Locate each line holding the string "highlighted" and copy it.

Part of a data file
______________________________

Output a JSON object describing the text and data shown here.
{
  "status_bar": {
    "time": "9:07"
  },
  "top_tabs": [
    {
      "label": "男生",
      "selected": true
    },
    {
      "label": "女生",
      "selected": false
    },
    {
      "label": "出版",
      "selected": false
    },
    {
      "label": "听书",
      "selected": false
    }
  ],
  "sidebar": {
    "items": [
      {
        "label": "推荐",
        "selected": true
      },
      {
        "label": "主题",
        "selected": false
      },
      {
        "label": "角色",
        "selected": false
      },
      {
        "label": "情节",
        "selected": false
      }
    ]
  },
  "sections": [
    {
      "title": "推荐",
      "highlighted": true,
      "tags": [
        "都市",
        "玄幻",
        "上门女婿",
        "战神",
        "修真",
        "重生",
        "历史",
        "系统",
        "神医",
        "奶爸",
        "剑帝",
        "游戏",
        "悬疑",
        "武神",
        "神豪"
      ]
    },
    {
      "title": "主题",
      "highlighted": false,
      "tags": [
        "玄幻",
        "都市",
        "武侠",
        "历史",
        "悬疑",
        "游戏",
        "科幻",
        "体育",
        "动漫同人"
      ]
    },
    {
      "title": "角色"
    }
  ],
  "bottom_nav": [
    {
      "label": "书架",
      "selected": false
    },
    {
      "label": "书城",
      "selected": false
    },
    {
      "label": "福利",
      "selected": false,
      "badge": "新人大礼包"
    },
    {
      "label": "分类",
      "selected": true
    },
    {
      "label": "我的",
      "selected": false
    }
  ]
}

______________________________

Task answer:
      "highlighted": true,
      "highlighted": false,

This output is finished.